:: The records ::

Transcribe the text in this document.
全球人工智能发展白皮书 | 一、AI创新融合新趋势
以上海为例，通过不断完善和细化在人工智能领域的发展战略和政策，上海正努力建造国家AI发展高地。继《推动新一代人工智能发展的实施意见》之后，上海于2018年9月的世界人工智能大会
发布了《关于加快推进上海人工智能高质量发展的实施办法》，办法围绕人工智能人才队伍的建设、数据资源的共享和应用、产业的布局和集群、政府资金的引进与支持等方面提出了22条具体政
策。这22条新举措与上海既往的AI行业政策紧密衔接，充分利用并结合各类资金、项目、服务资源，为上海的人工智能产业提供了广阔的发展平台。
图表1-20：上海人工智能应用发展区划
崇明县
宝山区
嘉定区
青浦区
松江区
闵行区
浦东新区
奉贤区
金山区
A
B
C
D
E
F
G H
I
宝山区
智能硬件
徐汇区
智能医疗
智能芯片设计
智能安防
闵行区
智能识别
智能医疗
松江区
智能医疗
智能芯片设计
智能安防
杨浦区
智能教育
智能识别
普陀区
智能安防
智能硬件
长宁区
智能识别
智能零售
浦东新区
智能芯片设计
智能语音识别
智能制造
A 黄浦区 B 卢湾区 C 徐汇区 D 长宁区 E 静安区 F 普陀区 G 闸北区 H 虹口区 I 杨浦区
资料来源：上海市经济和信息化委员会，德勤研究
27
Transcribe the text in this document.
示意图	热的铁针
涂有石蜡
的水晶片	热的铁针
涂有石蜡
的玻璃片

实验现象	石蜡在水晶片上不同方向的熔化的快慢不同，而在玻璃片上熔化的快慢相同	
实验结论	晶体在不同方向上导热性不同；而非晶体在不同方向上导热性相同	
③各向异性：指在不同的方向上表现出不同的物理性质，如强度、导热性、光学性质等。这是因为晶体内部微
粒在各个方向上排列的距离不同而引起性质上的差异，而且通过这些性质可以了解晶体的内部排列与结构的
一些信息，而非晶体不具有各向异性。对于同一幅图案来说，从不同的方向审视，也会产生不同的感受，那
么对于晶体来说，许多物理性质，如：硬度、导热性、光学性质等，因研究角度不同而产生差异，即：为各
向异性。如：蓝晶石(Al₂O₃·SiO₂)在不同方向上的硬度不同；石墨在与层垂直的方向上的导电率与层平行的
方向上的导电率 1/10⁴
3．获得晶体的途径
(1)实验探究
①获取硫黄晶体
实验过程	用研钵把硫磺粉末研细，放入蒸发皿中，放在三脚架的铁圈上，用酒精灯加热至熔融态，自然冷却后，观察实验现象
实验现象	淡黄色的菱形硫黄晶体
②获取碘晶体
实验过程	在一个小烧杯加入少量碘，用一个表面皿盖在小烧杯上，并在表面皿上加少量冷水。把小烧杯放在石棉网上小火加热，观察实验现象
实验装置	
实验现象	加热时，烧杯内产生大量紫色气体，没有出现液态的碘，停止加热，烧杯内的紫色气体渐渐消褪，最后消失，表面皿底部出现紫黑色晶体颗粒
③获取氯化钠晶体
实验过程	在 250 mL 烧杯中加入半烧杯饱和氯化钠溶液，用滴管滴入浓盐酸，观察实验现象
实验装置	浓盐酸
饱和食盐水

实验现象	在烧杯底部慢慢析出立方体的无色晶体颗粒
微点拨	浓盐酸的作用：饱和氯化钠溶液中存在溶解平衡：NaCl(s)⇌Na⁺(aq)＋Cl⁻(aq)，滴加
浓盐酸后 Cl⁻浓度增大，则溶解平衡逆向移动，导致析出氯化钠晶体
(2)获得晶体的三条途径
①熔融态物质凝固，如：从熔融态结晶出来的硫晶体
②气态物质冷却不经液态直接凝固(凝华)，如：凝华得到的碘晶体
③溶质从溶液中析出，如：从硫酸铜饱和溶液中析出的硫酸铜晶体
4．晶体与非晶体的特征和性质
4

:::

● **What is required**
Filter the records above and return every line that holds the word "观察实验现象".

● **The answer**
实验过程	用研钵把硫磺粉末研细，放入蒸发皿中，放在三脚架的铁圈上，用酒精灯加热至熔融态，自然冷却后，观察实验现象
实验过程	在一个小烧杯加入少量碘，用一个表面皿盖在小烧杯上，并在表面皿上加少量冷水。把小烧杯放在石棉网上小火加热，观察实验现象
实验过程	在 250 mL 烧杯中加入半烧杯饱和氯化钠溶液，用滴管滴入浓盐酸，观察实验现象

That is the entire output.